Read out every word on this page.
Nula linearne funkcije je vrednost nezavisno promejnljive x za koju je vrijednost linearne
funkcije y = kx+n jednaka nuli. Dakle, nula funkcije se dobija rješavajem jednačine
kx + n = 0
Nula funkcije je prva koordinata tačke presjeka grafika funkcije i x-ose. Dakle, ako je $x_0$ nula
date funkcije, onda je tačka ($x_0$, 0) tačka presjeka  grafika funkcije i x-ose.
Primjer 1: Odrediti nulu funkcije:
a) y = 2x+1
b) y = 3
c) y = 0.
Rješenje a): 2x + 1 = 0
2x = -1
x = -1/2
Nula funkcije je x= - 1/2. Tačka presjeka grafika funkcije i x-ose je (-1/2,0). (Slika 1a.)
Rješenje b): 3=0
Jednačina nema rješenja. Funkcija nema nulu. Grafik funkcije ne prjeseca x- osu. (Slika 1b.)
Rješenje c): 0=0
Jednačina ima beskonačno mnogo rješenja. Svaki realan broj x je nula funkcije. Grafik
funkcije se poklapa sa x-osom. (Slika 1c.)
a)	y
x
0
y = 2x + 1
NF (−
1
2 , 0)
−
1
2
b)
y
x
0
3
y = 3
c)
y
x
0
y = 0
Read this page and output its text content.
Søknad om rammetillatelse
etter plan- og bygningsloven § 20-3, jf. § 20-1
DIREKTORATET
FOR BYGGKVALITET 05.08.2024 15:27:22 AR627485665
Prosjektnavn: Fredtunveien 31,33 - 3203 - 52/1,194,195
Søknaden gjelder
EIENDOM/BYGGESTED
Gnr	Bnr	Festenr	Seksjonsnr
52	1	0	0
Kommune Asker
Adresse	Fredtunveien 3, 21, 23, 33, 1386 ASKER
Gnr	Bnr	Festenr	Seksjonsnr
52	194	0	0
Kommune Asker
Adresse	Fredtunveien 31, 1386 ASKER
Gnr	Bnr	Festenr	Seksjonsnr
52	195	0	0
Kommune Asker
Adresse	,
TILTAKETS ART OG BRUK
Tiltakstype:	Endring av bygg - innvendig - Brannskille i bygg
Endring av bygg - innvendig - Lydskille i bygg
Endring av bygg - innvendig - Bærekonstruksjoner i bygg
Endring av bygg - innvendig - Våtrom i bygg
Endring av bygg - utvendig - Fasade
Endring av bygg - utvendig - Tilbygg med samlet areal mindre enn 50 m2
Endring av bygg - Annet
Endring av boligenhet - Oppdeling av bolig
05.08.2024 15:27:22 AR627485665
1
....
■ TASK DESCRIPTION: Copy each line of the data above without altering a single character.

■ EXERCISE RESPONSE:
Read out every word on this page.
Nula linearne funkcije je vrednost nezavisno promejnljive x za koju je vrijednost linearne
funkcije y = kx+n jednaka nuli. Dakle, nula funkcije se dobija rješavajem jednačine
kx + n = 0
Nula funkcije je prva koordinata tačke presjeka grafika funkcije i x-ose. Dakle, ako je $x_0$ nula
date funkcije, onda je tačka ($x_0$, 0) tačka presjeka  grafika funkcije i x-ose.
Primjer 1: Odrediti nulu funkcije:
a) y = 2x+1
b) y = 3
c) y = 0.
Rješenje a): 2x + 1 = 0
2x = -1
x = -1/2
Nula funkcije je x= - 1/2. Tačka presjeka grafika funkcije i x-ose je (-1/2,0). (Slika 1a.)
Rješenje b): 3=0
Jednačina nema rješenja. Funkcija nema nulu. Grafik funkcije ne prjeseca x- osu. (Slika 1b.)
Rješenje c): 0=0
Jednačina ima beskonačno mnogo rješenja. Svaki realan broj x je nula funkcije. Grafik
funkcije se poklapa sa x-osom. (Slika 1c.)
a)	y
x
0
y = 2x + 1
NF (−
1
2 , 0)
−
1
2
b)
y
x
0
3
y = 3
c)
y
x
0
y = 0
Read this page and output its text content.
Søknad om rammetillatelse
etter plan- og bygningsloven § 20-3, jf. § 20-1
DIREKTORATET
FOR BYGGKVALITET 05.08.2024 15:27:22 AR627485665
Prosjektnavn: Fredtunveien 31,33 - 3203 - 52/1,194,195
Søknaden gjelder
EIENDOM/BYGGESTED
Gnr	Bnr	Festenr	Seksjonsnr
52	1	0	0
Kommune Asker
Adresse	Fredtunveien 3, 21, 23, 33, 1386 ASKER
Gnr	Bnr	Festenr	Seksjonsnr
52	194	0	0
Kommune Asker
Adresse	Fredtunveien 31, 1386 ASKER
Gnr	Bnr	Festenr	Seksjonsnr
52	195	0	0
Kommune Asker
Adresse	,
TILTAKETS ART OG BRUK
Tiltakstype:	Endring av bygg - innvendig - Brannskille i bygg
Endring av bygg - innvendig - Lydskille i bygg
Endring av bygg - innvendig - Bærekonstruksjoner i bygg
Endring av bygg - innvendig - Våtrom i bygg
Endring av bygg - utvendig - Fasade
Endring av bygg - utvendig - Tilbygg med samlet areal mindre enn 50 m2
Endring av bygg - Annet
Endring av boligenhet - Oppdeling av bolig
05.08.2024 15:27:22 AR627485665
1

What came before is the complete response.